◆ DOCUMENTO ◆
»»

BALBURDIA: Homem que virou mulher agrediu uma mulher que virou homem! Quem vai preso? - Se Liga na Informação





BALBURDIA: Homem que virou mulher agrediu uma mulher que virou homem! Quem vai preso?

Compartilhar isso

Notícia afirma que um homem que virou mulher agrediu uma mulher que virou homem e agora ninguém sabe como aplicar a lei Maria da Penha! Será verdade? A notícia, acompanhada de foto, apareceu no final…
Em tempos de banheiro unissex, de vagão feminino exclusivo, ejaculação no BRT, meninos vestindo saias na escola e por aí vai temos que convir que o mundo está uma loucura e os juristas estão encontrando dificuldades para dar respostas às diversas situações que se apresentam.
Não sabemos se a notícia é verídica, mas a discussão é de extrema importância.
O que diz o texto da Lei
Art.  Esta Lei cria mecanismos para coibir e prevenir a violência doméstica e familiar contra a mulher, nos termos do § 8o do art. 226 da Constituição Federal, da Convenção sobre a Eliminação de Todas as Formas de Violência contra a Mulher, da Convenção Interamericana para Prevenir, Punir e Erradicar a Violência contra a Mulher e de outros tratados internacionais ratificados pela República Federativa do Brasil; dispõe sobre a criação dos Juizados de Violência Doméstica e Familiar contra a Mulher; e estabelece medidas de assistência e proteção às mulheres em situação de violência doméstica e familiar.
Isso significa que a aplicação desta lei se cinge a dois elementos: o conceito de violência doméstica e familiar e o conceito de mulher.
Não vou entrar na discussão sobre a violência doméstica e familiar, pois vou tomá-la como pressuposto no caso ora discutido.
Isto é, entende-se que havia uma relação de parentesco ou convivência doméstica entre o agressor e a vítima.
É bem verdade que ao editar a Lei Maria da Penha o legislador poderia ter ampliado ainda mais a proteção da violência contra a mulher em razão do gênero, a qual ocorre não apenas no âmbito do lar, mas também em diversas outras situações, como no emprego e na faculdade.
Contudo, o intérprete não pode descolar o sentido do texto a pretexto de reescrevê-lo conforme suas preferências sob pena de violar a soberania democrática das leis produzidas, discutidas e votadas no Parlamento.
Assim mesmo que eu entenda que seria justo aplicar a lei nessas situações, devo me restringir aos limites semânticos do Direito posto, sob pena de violar a Separação de Poderes e romper a ordem constitucional.
O conceito de mulher vai encontrar uma grande confusão teórica decorrente da cisão da ideia de sexo e gênero, sendo o primeiro uma pré-determinação biológica e o segundo uma construção social.
Conservadores cristãos como eu entendem que o gênero além de uma construção social é também uma pré-determinação de ordem espiritual, mas isso é irrelevante para a aferição de sentido do que diz a lei.
Certo é que são esses dois elementos, o fator biológico e o fator social, que justificam a existência de uma lei que promove discriminação e em minha compreensão são eles que definem o que é ser mulher.

««

◆ MATERIAL FORNECIDO ◆
»»

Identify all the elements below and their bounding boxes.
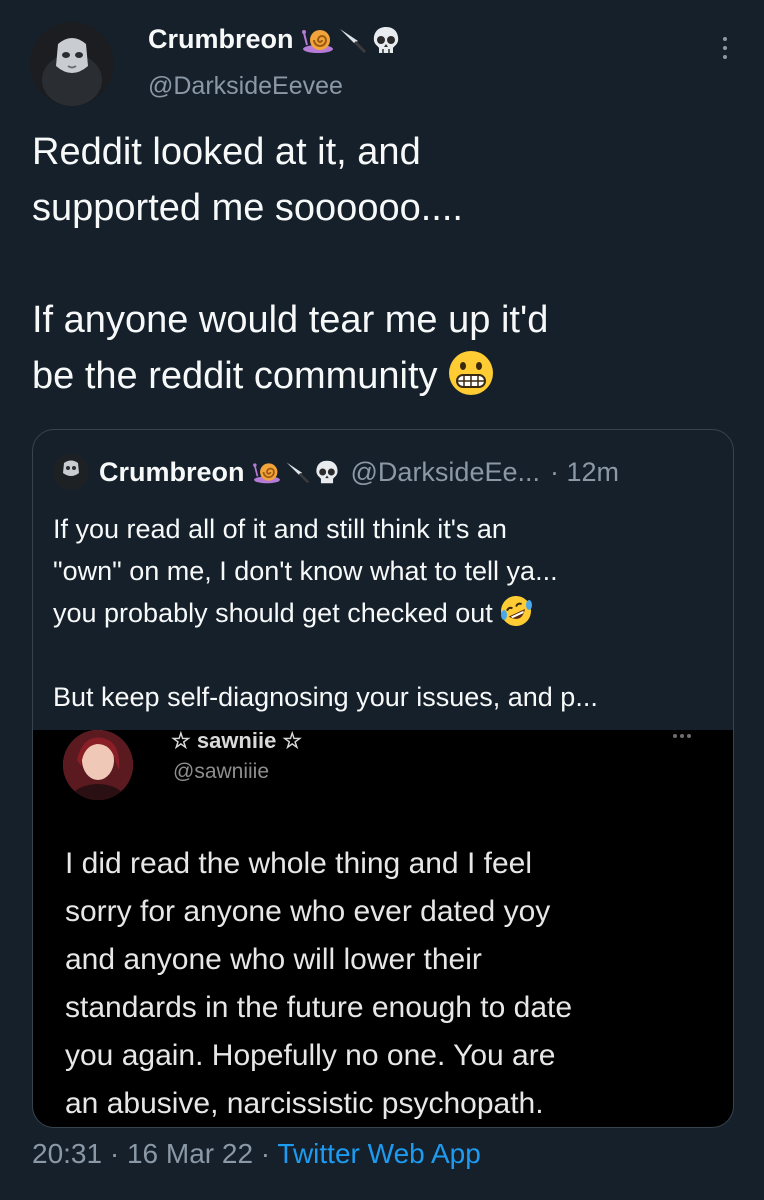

««

◆ EXERCÍCIO CURTO ◆
Transcreva, do texto sobre a Lei Maria da Penha, o trecho que começa com as palavras que contêm "Assim mesmo que" e termina com "uma construção social.".

◆ RESPOSTA ABAIXO ◆
Assim mesmo que eu entenda que seria justo aplicar a lei nessas situações, devo me restringir aos limites semânticos do Direito posto, sob pena de violar a Separação de Poderes e romper a ordem constitucional.
O conceito de mulher vai encontrar uma grande confusão teórica decorrente da cisão da ideia de sexo e gênero, sendo o primeiro uma pré-determinação biológica e o segundo uma construção social.